== REQUIRED WORK ==
Gather every line in the data below that contains the string "input". Treat uppercase and lowercase as different.

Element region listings
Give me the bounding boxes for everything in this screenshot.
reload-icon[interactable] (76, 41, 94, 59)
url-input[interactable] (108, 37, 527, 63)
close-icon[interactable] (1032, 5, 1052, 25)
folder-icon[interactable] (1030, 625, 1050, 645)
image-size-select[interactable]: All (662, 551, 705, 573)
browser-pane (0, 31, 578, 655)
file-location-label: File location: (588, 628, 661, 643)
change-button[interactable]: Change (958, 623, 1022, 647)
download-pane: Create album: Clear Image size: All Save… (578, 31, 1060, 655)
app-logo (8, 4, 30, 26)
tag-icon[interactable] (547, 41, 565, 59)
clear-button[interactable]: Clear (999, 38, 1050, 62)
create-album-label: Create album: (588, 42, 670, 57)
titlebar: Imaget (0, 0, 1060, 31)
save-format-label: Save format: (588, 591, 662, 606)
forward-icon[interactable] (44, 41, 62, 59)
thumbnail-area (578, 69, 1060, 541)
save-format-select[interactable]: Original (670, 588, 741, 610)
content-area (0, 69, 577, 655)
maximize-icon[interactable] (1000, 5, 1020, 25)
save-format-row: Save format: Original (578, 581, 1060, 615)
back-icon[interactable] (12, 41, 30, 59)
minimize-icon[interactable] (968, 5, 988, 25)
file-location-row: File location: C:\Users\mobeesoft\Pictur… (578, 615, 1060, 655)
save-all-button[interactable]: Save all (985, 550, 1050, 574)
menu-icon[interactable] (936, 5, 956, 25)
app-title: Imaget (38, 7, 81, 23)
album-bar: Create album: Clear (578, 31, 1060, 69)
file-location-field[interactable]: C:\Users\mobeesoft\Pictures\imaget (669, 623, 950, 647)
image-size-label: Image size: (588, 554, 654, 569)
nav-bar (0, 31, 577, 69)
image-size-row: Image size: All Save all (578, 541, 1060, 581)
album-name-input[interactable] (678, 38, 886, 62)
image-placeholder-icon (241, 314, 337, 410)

== WRITTEN REPLY ==
url-input[interactable] (108, 37, 527, 63)
album-name-input[interactable] (678, 38, 886, 62)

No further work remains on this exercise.